▶ **PROMPT**
In the data that follows, count each line holding the string "needs"; answer with the number only.

▶ **RECORDS FOR THIS EXERCISE**
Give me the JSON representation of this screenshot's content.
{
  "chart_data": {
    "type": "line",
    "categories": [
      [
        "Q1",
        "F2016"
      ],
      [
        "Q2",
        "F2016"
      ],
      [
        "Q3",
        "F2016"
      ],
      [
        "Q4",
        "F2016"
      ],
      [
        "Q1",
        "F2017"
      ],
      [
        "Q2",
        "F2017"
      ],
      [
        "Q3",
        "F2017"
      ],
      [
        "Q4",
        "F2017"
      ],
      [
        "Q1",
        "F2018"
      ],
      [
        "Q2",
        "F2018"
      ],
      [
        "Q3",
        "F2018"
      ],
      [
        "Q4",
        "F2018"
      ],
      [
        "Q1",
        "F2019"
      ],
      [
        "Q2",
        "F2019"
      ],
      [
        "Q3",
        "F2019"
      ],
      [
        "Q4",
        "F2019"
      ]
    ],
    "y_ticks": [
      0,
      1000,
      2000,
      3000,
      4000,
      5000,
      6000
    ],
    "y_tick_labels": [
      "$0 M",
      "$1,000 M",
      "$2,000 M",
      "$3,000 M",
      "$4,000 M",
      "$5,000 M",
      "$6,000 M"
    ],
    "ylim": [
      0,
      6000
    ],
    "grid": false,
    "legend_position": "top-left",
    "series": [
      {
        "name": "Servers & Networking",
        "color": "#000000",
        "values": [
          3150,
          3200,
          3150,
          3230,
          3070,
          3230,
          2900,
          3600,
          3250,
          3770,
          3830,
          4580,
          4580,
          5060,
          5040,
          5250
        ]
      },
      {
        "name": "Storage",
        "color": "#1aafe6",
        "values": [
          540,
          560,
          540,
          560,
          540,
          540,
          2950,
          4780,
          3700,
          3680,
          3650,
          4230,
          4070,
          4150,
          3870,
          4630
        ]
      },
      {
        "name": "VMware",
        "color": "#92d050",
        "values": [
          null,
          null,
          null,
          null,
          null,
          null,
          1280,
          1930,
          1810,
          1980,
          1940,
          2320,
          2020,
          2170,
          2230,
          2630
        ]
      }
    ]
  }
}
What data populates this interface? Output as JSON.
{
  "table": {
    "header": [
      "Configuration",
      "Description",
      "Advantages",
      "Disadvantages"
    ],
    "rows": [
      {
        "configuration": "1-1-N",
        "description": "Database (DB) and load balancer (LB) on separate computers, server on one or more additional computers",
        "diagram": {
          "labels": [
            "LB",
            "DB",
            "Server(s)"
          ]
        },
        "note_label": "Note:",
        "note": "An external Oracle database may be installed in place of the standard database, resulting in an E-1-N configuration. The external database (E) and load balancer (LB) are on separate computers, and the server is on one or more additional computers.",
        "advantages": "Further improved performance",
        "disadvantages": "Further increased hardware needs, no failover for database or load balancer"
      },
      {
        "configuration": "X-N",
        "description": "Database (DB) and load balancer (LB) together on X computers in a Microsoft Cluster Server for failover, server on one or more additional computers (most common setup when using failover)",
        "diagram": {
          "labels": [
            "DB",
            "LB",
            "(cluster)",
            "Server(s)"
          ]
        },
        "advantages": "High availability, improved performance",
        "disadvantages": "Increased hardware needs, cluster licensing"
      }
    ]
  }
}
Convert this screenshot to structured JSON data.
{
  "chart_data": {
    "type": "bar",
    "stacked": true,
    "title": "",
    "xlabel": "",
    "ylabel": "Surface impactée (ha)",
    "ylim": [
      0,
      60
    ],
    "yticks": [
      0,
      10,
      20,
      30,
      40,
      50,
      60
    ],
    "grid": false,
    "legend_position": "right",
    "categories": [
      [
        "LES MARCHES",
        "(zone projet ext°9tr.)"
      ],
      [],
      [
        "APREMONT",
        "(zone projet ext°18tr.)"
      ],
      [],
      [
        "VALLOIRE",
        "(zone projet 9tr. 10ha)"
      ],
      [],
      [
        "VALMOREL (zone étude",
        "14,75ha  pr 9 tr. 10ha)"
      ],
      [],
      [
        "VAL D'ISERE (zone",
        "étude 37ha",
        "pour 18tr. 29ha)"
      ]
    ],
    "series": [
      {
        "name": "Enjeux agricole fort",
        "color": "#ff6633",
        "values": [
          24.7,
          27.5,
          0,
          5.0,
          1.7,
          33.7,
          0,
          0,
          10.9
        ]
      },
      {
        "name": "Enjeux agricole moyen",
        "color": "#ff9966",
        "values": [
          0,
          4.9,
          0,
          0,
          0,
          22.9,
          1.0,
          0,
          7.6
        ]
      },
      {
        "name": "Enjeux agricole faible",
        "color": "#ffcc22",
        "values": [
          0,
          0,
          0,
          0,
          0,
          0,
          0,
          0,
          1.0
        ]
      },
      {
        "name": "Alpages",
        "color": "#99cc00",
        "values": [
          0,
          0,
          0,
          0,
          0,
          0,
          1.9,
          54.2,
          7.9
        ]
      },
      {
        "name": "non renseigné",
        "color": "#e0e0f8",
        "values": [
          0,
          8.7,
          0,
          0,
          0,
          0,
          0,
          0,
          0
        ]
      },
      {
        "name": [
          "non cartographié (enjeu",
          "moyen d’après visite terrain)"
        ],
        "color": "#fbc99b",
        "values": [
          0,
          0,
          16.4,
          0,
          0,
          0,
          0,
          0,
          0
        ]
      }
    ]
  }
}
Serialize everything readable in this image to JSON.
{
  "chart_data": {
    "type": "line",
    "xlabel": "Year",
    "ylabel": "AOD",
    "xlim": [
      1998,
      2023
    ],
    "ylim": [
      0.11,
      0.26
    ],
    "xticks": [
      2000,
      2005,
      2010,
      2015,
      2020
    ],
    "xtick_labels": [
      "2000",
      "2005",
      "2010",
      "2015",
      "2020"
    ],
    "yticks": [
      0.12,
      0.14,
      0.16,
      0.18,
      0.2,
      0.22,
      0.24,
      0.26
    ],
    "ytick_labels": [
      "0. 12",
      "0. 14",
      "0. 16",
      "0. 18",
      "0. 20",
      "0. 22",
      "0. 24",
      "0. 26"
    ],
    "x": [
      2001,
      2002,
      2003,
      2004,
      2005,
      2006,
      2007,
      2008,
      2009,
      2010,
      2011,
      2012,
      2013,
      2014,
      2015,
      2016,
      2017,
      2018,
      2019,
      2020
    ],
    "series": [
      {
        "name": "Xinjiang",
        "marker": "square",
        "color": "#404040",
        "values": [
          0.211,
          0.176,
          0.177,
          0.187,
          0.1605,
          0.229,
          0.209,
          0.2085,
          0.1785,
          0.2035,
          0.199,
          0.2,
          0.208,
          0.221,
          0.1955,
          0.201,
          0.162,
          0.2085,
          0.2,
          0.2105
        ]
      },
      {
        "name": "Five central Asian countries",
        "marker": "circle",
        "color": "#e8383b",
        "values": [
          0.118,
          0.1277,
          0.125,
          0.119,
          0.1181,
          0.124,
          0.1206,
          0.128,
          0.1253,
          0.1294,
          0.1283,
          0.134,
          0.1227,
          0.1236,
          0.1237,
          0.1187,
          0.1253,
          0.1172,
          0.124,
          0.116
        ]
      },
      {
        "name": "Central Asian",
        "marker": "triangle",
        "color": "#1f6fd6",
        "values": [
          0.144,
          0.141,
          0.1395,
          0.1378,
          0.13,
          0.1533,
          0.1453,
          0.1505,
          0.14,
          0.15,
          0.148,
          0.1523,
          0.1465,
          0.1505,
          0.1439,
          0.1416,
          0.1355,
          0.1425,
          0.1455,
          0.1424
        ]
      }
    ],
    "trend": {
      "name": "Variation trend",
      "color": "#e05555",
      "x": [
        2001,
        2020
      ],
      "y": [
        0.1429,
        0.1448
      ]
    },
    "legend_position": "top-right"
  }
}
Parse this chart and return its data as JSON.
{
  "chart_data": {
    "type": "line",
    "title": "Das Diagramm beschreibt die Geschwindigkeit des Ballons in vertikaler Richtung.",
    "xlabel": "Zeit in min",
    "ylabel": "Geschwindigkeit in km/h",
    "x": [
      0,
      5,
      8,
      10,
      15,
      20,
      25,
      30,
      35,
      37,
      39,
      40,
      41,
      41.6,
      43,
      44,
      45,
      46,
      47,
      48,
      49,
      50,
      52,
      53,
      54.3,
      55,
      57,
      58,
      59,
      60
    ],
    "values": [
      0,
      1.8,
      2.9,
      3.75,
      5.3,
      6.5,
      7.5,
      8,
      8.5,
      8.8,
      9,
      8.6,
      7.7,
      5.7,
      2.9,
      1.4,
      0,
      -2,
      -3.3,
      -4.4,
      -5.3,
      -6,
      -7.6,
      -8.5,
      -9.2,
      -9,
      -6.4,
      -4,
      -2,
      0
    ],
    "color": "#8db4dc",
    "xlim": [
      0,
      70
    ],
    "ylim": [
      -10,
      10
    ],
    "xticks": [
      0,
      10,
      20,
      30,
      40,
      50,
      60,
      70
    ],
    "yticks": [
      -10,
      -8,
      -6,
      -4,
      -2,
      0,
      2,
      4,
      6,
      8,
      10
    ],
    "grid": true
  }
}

▶ **RESULT OF THE EXERCISE**
2